### Materials provided

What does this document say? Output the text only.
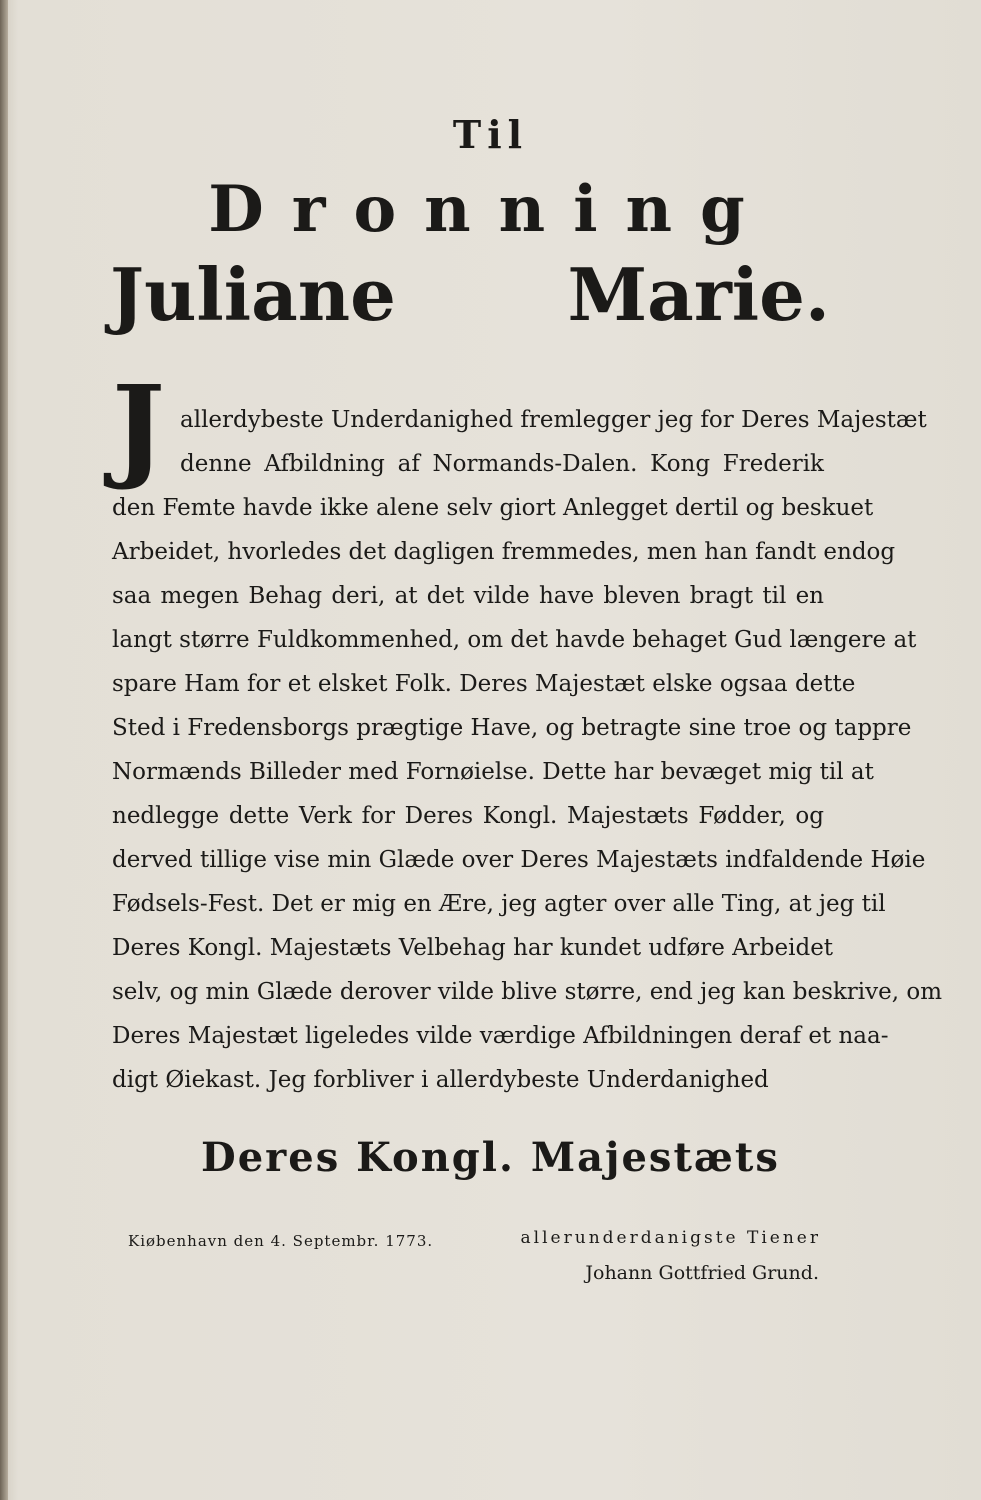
Til
Dronning
Juliane Marie.
J allerdybeste Underdanighed fremlegger jeg for Deres Majestæt
denne Afbildning af Normands-Dalen. Kong Frederik
den Femte havde ikke alene selv giort Anlegget dertil og beskuet
Arbeidet, hvorledes det dagligen fremmedes, men han fandt endog
saa megen Behag deri, at det vilde have bleven bragt til en
langt større Fuldkommenhed, om det havde behaget Gud længere at
spare Ham for et elsket Folk. Deres Majestæt elske ogsaa dette
Sted i Fredensborgs prægtige Have, og betragte sine troe og tappre
Normænds Billeder med Fornøielse. Dette har bevæget mig til at
nedlegge dette Verk for Deres Kongl. Majestæts Fødder, og
derved tillige vise min Glæde over Deres Majestæts indfaldende Høie
Fødsels-Fest. Det er mig en Ære, jeg agter over alle Ting, at jeg til
Deres Kongl. Majestæts Velbehag har kundet udføre Arbeidet
selv, og min Glæde derover vilde blive større, end jeg kan beskrive, om
Deres Majestæt ligeledes vilde værdige Afbildningen deraf et naa-
digt Øiekast. Jeg forbliver i allerdybeste Underdanighed
Deres Kongl. Majestæts
Kiøbenhavn den 4. Septembr. 1773.	allerunderdanigste Tiener
Johann Gottfried Grund.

### What to do
Using the material above, copy every line in which the string "større" occurs.

### Task response
langt større Fuldkommenhed, om det havde behaget Gud længere at
selv, og min Glæde derover vilde blive større, end jeg kan beskrive, om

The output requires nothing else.